EXERCISE PROMPT:
Locate every line in the material below that has the word "screenshot". Copy each of those lines.
____
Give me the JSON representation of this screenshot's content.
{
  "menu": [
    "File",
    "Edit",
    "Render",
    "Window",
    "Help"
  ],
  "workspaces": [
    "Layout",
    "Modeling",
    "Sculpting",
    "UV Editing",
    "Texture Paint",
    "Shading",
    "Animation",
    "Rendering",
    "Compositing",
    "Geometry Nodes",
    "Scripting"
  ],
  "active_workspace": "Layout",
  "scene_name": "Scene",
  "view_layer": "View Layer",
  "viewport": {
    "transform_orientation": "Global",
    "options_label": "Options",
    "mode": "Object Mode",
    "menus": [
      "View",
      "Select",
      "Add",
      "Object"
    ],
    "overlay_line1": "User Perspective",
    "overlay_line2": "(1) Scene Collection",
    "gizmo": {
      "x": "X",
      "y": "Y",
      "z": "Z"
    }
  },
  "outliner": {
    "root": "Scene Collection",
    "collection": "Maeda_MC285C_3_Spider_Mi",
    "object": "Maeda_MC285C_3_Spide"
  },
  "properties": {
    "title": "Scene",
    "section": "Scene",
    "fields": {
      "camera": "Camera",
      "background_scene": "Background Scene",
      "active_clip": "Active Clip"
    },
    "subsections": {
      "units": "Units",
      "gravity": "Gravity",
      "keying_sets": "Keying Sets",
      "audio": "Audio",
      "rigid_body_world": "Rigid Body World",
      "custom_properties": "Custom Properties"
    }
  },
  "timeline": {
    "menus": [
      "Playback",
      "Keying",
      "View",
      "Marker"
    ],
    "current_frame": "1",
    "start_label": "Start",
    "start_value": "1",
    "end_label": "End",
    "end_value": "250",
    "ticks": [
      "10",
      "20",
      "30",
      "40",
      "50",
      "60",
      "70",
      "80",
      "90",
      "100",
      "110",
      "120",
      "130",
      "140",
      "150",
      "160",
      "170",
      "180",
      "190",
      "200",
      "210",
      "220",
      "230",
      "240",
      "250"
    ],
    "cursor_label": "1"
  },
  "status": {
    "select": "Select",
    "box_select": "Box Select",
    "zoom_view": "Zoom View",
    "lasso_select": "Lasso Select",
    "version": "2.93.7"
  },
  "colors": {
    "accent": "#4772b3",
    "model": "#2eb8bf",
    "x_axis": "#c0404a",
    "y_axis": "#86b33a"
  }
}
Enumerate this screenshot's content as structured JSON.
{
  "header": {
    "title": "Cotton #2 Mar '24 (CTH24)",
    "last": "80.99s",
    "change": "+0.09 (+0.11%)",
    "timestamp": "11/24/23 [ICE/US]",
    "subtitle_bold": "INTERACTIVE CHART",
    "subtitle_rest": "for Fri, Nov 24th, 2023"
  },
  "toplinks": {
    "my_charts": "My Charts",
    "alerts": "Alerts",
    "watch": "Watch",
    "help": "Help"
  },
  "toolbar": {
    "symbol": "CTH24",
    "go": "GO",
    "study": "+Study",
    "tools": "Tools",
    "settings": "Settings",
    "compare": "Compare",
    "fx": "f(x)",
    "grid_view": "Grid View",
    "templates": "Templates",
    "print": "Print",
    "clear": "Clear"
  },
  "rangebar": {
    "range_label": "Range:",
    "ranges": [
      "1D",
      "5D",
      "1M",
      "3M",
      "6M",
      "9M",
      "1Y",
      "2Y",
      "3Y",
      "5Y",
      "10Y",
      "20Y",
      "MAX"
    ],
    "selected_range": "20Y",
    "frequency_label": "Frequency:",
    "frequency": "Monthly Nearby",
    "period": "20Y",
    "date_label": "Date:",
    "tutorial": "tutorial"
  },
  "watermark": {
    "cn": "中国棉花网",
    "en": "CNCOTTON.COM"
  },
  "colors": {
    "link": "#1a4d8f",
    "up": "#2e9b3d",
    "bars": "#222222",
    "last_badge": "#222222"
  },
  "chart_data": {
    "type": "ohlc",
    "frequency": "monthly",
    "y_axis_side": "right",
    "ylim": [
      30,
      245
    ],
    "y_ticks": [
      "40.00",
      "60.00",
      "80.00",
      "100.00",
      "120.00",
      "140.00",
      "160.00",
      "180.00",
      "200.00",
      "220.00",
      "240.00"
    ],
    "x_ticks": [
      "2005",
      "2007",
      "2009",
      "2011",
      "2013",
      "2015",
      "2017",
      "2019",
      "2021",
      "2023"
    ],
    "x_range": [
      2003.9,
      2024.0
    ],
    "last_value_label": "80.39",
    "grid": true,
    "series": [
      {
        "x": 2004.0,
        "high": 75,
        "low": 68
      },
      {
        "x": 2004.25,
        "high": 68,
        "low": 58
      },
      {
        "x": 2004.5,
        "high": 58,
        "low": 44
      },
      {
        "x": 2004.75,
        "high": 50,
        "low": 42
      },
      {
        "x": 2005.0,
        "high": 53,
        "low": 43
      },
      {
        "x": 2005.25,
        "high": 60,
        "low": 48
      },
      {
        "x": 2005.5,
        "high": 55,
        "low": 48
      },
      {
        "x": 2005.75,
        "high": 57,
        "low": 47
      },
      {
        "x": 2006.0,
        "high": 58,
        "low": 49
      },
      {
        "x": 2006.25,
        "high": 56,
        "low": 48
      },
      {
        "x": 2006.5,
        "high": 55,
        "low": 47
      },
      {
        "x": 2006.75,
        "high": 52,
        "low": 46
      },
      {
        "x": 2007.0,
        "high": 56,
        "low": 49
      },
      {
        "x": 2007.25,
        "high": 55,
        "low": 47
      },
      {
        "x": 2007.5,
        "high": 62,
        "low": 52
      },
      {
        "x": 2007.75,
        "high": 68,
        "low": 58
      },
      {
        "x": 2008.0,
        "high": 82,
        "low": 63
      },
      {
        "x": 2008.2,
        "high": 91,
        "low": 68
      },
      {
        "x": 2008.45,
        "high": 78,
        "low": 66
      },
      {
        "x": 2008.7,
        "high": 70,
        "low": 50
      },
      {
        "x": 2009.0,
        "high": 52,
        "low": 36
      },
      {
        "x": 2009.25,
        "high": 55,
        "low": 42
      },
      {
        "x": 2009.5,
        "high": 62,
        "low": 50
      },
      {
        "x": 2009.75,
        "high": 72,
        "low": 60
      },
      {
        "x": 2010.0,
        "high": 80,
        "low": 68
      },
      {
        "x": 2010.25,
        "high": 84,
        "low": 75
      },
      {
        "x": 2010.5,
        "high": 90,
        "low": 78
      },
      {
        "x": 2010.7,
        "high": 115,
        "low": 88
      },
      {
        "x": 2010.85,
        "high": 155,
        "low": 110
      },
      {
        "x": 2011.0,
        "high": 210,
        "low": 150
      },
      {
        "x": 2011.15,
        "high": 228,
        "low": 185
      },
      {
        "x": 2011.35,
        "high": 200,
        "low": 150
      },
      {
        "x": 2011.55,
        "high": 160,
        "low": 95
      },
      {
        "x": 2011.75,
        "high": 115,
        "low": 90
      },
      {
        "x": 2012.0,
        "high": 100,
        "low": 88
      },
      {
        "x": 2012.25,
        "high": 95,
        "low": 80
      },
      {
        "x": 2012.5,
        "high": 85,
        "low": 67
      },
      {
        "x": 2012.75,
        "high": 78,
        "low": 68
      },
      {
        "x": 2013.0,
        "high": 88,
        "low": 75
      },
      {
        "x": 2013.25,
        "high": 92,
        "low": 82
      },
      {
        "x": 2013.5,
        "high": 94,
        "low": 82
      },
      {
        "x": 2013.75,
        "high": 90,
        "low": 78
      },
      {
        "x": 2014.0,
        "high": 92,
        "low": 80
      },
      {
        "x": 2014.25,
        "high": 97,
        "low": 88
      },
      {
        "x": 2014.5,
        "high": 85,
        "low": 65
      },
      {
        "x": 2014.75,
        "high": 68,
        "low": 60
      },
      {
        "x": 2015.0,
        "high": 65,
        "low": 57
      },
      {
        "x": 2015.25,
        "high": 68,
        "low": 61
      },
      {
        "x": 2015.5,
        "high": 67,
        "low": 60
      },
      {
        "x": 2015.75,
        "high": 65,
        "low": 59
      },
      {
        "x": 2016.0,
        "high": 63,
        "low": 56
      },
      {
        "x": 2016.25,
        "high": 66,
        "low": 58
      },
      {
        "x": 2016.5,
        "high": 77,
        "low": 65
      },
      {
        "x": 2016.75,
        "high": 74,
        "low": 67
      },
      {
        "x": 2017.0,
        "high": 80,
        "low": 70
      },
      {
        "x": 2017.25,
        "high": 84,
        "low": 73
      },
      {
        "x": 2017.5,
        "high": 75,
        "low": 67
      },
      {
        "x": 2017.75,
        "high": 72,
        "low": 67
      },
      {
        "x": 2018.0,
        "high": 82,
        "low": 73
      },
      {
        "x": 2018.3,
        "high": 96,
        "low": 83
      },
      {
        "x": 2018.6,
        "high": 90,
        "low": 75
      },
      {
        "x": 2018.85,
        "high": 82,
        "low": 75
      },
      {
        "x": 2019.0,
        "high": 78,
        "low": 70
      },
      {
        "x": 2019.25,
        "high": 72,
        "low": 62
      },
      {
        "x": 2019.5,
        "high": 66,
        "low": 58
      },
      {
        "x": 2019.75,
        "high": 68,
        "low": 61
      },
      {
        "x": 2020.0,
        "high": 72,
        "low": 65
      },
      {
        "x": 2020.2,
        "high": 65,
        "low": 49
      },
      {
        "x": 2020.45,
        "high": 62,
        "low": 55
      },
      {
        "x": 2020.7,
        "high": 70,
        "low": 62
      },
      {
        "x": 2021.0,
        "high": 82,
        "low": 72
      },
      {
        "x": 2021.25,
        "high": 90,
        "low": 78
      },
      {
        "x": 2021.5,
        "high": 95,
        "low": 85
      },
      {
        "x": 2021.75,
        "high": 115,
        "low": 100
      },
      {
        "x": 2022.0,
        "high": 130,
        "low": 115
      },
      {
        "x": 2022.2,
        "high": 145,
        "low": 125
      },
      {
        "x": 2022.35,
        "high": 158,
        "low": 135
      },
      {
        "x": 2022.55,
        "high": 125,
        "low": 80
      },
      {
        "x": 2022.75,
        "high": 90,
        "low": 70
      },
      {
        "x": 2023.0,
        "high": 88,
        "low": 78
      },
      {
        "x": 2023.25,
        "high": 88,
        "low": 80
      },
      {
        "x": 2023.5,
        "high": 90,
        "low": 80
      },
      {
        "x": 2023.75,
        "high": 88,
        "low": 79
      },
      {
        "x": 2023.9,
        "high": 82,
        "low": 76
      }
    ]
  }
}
____
SOLUTION TO THE EXERCISE:
Give me the JSON representation of this screenshot's content.
Enumerate this screenshot's content as structured JSON.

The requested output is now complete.